(Data listing)
------

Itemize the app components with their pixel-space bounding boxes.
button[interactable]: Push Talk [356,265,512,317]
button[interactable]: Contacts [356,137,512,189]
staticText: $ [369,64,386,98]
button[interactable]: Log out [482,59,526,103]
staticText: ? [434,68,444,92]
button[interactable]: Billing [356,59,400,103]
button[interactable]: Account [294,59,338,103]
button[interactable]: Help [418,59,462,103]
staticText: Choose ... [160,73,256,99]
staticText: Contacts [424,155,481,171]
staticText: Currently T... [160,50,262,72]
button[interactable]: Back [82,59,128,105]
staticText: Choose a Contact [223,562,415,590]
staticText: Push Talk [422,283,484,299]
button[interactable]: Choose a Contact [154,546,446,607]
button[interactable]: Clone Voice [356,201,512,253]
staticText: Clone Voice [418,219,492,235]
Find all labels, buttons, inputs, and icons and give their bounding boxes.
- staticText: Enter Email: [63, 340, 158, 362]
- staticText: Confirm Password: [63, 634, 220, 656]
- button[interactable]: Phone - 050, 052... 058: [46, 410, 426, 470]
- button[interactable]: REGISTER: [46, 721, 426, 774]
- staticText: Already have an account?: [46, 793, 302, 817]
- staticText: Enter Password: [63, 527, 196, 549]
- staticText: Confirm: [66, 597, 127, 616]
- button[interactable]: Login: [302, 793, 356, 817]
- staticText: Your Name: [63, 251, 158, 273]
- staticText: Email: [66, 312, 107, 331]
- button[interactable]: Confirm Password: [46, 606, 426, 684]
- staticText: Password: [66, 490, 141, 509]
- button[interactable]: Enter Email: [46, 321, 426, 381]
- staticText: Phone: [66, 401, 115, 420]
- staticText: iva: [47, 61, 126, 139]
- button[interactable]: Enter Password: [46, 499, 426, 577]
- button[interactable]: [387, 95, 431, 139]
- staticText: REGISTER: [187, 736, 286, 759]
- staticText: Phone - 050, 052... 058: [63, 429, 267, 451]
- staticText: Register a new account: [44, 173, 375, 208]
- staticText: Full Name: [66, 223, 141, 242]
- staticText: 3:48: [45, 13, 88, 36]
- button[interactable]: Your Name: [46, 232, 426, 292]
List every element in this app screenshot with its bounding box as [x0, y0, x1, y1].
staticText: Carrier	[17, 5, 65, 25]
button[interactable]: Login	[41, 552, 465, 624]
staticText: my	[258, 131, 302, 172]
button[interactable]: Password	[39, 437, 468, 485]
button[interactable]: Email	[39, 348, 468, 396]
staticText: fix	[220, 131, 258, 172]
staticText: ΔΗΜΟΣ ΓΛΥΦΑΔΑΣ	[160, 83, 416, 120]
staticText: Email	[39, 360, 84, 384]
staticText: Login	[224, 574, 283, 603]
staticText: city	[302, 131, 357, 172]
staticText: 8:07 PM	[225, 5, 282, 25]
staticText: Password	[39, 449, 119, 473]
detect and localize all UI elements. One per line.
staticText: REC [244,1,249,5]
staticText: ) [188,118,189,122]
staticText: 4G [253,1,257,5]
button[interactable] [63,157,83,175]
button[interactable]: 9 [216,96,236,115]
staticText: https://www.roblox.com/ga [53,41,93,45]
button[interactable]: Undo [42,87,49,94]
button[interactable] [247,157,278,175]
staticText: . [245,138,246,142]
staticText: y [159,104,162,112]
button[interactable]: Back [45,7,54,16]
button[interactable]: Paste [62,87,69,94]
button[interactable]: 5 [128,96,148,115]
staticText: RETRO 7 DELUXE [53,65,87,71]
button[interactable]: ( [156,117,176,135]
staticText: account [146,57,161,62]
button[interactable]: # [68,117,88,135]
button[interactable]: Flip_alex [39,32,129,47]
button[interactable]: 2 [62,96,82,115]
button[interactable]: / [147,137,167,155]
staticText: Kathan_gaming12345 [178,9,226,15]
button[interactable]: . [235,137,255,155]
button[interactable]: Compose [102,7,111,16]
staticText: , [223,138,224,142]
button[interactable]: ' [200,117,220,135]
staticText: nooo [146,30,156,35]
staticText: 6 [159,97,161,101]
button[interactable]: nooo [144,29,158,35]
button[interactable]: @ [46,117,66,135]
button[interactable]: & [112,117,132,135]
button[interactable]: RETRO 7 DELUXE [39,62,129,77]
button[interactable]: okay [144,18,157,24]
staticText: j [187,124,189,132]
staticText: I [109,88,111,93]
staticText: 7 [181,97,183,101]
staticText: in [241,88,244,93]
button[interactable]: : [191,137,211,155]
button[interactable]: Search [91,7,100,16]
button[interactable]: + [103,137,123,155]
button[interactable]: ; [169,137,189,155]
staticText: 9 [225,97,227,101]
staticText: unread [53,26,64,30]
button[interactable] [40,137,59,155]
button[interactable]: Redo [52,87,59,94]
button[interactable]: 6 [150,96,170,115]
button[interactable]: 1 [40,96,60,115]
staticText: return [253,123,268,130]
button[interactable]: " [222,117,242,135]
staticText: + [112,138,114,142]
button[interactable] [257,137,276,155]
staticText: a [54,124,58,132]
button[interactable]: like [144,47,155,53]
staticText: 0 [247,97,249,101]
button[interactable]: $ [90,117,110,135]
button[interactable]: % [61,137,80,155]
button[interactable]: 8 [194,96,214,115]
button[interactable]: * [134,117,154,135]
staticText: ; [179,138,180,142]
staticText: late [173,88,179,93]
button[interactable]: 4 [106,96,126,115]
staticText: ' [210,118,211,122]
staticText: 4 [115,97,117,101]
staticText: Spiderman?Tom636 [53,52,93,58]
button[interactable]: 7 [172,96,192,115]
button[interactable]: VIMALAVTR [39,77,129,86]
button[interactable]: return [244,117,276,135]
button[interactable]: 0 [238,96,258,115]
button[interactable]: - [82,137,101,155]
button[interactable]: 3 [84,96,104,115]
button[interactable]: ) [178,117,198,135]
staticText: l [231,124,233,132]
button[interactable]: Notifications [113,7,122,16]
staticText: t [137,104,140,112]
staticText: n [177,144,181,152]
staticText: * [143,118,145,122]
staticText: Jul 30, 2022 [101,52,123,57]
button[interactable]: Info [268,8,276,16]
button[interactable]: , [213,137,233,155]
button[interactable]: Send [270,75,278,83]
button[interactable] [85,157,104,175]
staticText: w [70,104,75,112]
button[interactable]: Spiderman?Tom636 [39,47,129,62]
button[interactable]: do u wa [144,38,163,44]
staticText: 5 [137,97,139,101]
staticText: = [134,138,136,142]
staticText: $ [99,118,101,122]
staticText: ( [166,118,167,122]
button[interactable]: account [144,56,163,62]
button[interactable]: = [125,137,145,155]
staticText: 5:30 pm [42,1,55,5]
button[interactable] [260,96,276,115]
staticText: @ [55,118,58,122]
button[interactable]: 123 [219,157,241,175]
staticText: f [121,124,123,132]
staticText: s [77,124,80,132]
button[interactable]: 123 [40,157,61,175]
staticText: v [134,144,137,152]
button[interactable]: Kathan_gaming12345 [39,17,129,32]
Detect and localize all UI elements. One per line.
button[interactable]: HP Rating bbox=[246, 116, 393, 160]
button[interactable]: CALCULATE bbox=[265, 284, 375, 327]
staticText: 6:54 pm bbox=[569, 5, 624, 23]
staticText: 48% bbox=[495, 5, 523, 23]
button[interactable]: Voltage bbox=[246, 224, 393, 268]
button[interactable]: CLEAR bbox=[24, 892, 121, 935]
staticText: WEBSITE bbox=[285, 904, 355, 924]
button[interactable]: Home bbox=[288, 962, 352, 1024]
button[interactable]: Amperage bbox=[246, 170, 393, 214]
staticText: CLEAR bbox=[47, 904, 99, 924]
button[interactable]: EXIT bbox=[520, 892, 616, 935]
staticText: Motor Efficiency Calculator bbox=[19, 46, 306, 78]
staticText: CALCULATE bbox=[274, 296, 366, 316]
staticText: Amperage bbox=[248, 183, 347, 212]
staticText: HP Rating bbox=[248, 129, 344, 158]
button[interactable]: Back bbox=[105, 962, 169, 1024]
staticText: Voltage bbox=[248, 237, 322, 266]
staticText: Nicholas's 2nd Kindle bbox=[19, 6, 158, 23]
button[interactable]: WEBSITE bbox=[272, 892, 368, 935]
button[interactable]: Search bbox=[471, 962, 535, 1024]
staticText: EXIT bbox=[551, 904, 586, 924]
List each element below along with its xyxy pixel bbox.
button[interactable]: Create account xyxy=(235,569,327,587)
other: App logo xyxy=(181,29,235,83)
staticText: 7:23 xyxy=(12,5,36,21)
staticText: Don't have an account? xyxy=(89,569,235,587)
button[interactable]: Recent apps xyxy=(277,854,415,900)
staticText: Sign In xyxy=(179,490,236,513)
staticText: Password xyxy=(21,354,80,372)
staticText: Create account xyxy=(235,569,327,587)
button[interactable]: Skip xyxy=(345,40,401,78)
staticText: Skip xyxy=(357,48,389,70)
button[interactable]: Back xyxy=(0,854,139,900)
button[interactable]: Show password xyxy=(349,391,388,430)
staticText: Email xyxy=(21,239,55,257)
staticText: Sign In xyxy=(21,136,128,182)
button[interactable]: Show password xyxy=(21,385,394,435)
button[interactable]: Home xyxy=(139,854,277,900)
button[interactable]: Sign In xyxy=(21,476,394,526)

------

* **Task to carry out**
Please reproduce everything from the start of the lines down to the line containing "staticText: Contacts [424,155,481,171]", including that line.

* **Answer for the task**
Itemize the app components with their pixel-space bounding boxes.
button[interactable]: Push Talk [356,265,512,317]
button[interactable]: Contacts [356,137,512,189]
staticText: $ [369,64,386,98]
button[interactable]: Log out [482,59,526,103]
staticText: ? [434,68,444,92]
button[interactable]: Billing [356,59,400,103]
button[interactable]: Account [294,59,338,103]
button[interactable]: Help [418,59,462,103]
staticText: Choose ... [160,73,256,99]
staticText: Contacts [424,155,481,171]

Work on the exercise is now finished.